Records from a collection
╭──
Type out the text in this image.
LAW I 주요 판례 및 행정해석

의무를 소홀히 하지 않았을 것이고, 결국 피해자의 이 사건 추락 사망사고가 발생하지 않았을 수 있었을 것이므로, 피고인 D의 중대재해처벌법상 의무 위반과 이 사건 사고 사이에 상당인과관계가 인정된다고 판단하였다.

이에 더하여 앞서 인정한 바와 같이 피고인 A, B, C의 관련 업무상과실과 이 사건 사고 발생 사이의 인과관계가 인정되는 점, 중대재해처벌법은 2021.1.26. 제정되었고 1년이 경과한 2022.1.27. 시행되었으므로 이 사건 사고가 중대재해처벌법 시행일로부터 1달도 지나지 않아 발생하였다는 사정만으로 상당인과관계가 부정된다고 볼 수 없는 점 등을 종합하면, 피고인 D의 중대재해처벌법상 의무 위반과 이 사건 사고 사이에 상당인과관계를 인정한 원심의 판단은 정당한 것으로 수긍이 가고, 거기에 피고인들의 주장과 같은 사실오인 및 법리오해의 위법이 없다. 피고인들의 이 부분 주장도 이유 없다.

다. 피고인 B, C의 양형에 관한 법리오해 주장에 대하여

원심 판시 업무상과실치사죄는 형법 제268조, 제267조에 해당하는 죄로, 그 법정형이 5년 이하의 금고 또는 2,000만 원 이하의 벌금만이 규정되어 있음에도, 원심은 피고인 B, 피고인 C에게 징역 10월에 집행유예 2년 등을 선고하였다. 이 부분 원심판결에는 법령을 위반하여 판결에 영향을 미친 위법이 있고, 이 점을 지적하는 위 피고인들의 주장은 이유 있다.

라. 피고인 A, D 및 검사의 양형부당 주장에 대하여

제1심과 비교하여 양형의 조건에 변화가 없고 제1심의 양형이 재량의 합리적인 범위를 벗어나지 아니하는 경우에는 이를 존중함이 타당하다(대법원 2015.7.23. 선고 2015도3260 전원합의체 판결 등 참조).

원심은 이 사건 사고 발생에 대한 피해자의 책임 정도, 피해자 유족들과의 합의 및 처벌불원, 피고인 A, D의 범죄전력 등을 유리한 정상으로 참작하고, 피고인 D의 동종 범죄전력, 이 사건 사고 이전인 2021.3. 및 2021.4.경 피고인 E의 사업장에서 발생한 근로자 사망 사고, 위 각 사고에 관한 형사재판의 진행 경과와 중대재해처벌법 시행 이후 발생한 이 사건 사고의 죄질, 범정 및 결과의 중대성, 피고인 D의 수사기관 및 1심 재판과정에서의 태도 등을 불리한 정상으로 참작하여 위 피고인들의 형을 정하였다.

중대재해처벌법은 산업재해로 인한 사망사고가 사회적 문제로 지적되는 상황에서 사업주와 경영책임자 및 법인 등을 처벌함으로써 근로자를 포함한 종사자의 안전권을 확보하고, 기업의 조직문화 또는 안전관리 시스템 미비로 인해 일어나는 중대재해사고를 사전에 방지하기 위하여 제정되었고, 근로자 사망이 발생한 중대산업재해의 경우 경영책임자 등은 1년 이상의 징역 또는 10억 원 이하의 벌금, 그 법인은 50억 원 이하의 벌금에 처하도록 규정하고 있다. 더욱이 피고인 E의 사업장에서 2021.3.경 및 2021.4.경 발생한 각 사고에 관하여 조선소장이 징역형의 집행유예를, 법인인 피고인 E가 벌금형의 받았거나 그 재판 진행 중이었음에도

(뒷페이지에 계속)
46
╰──
• Required work: Retype the entries one by one, exactly.

• Correct response:
Type out the text in this image.
LAW I 주요 판례 및 행정해석

의무를 소홀히 하지 않았을 것이고, 결국 피해자의 이 사건 추락 사망사고가 발생하지 않았을 수 있었을 것이므로, 피고인 D의 중대재해처벌법상 의무 위반과 이 사건 사고 사이에 상당인과관계가 인정된다고 판단하였다.

이에 더하여 앞서 인정한 바와 같이 피고인 A, B, C의 관련 업무상과실과 이 사건 사고 발생 사이의 인과관계가 인정되는 점, 중대재해처벌법은 2021.1.26. 제정되었고 1년이 경과한 2022.1.27. 시행되었으므로 이 사건 사고가 중대재해처벌법 시행일로부터 1달도 지나지 않아 발생하였다는 사정만으로 상당인과관계가 부정된다고 볼 수 없는 점 등을 종합하면, 피고인 D의 중대재해처벌법상 의무 위반과 이 사건 사고 사이에 상당인과관계를 인정한 원심의 판단은 정당한 것으로 수긍이 가고, 거기에 피고인들의 주장과 같은 사실오인 및 법리오해의 위법이 없다. 피고인들의 이 부분 주장도 이유 없다.

다. 피고인 B, C의 양형에 관한 법리오해 주장에 대하여

원심 판시 업무상과실치사죄는 형법 제268조, 제267조에 해당하는 죄로, 그 법정형이 5년 이하의 금고 또는 2,000만 원 이하의 벌금만이 규정되어 있음에도, 원심은 피고인 B, 피고인 C에게 징역 10월에 집행유예 2년 등을 선고하였다. 이 부분 원심판결에는 법령을 위반하여 판결에 영향을 미친 위법이 있고, 이 점을 지적하는 위 피고인들의 주장은 이유 있다.

라. 피고인 A, D 및 검사의 양형부당 주장에 대하여

제1심과 비교하여 양형의 조건에 변화가 없고 제1심의 양형이 재량의 합리적인 범위를 벗어나지 아니하는 경우에는 이를 존중함이 타당하다(대법원 2015.7.23. 선고 2015도3260 전원합의체 판결 등 참조).

원심은 이 사건 사고 발생에 대한 피해자의 책임 정도, 피해자 유족들과의 합의 및 처벌불원, 피고인 A, D의 범죄전력 등을 유리한 정상으로 참작하고, 피고인 D의 동종 범죄전력, 이 사건 사고 이전인 2021.3. 및 2021.4.경 피고인 E의 사업장에서 발생한 근로자 사망 사고, 위 각 사고에 관한 형사재판의 진행 경과와 중대재해처벌법 시행 이후 발생한 이 사건 사고의 죄질, 범정 및 결과의 중대성, 피고인 D의 수사기관 및 1심 재판과정에서의 태도 등을 불리한 정상으로 참작하여 위 피고인들의 형을 정하였다.

중대재해처벌법은 산업재해로 인한 사망사고가 사회적 문제로 지적되는 상황에서 사업주와 경영책임자 및 법인 등을 처벌함으로써 근로자를 포함한 종사자의 안전권을 확보하고, 기업의 조직문화 또는 안전관리 시스템 미비로 인해 일어나는 중대재해사고를 사전에 방지하기 위하여 제정되었고, 근로자 사망이 발생한 중대산업재해의 경우 경영책임자 등은 1년 이상의 징역 또는 10억 원 이하의 벌금, 그 법인은 50억 원 이하의 벌금에 처하도록 규정하고 있다. 더욱이 피고인 E의 사업장에서 2021.3.경 및 2021.4.경 발생한 각 사고에 관하여 조선소장이 징역형의 집행유예를, 법인인 피고인 E가 벌금형의 받았거나 그 재판 진행 중이었음에도

(뒷페이지에 계속)
46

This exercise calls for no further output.